## Task prompt
Each line of the records containing "title" is to be copied out and returned.

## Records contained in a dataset
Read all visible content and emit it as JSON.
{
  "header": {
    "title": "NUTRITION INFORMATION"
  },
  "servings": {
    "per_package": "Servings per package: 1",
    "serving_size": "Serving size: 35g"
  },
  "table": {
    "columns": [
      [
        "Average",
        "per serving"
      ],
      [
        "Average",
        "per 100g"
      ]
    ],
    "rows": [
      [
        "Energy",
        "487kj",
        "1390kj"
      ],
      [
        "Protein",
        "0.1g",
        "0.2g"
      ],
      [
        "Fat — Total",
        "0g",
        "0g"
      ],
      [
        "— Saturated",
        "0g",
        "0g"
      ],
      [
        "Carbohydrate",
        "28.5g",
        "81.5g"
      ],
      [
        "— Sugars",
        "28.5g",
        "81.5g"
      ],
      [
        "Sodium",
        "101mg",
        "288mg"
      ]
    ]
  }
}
* * *
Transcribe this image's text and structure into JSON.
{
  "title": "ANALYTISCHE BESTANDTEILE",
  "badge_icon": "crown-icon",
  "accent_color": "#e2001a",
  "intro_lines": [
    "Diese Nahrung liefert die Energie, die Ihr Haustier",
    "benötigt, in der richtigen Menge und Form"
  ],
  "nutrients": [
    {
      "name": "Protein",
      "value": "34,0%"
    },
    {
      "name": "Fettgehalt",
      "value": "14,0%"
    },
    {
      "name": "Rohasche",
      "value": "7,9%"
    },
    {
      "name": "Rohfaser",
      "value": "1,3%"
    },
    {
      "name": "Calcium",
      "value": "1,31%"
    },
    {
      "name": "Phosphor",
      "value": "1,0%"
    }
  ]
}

## Expected output
    "title": "NUTRITION INFORMATION"
  "title": "ANALYTISCHE BESTANDTEILE",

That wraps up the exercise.